_What you need to do_
Exact repetition of every entry is required.

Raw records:

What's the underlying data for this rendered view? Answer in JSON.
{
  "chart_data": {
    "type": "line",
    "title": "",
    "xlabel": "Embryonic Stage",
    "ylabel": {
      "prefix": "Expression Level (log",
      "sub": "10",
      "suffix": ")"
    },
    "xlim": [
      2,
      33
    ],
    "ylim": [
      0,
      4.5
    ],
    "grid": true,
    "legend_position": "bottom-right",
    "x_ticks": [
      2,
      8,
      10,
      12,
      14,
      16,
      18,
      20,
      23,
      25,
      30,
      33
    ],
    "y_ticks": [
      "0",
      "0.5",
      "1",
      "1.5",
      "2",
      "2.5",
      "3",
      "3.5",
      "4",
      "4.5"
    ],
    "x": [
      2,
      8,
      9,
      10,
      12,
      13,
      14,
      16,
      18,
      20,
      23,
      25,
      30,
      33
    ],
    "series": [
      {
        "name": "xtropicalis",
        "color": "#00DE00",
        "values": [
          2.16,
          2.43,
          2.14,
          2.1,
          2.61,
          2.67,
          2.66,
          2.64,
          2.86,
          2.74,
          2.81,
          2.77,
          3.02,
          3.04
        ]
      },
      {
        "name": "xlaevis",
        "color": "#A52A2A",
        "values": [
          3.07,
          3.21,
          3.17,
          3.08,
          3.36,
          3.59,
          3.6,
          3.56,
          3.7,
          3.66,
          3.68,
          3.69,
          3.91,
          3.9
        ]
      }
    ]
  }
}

_Complete output_
What's the underlying data for this rendered view? Answer in JSON.
{
  "chart_data": {
    "type": "line",
    "title": "",
    "xlabel": "Embryonic Stage",
    "ylabel": {
      "prefix": "Expression Level (log",
      "sub": "10",
      "suffix": ")"
    },
    "xlim": [
      2,
      33
    ],
    "ylim": [
      0,
      4.5
    ],
    "grid": true,
    "legend_position": "bottom-right",
    "x_ticks": [
      2,
      8,
      10,
      12,
      14,
      16,
      18,
      20,
      23,
      25,
      30,
      33
    ],
    "y_ticks": [
      "0",
      "0.5",
      "1",
      "1.5",
      "2",
      "2.5",
      "3",
      "3.5",
      "4",
      "4.5"
    ],
    "x": [
      2,
      8,
      9,
      10,
      12,
      13,
      14,
      16,
      18,
      20,
      23,
      25,
      30,
      33
    ],
    "series": [
      {
        "name": "xtropicalis",
        "color": "#00DE00",
        "values": [
          2.16,
          2.43,
          2.14,
          2.1,
          2.61,
          2.67,
          2.66,
          2.64,
          2.86,
          2.74,
          2.81,
          2.77,
          3.02,
          3.04
        ]
      },
      {
        "name": "xlaevis",
        "color": "#A52A2A",
        "values": [
          3.07,
          3.21,
          3.17,
          3.08,
          3.36,
          3.59,
          3.6,
          3.56,
          3.7,
          3.66,
          3.68,
          3.69,
          3.91,
          3.9
        ]
      }
    ]
  }
}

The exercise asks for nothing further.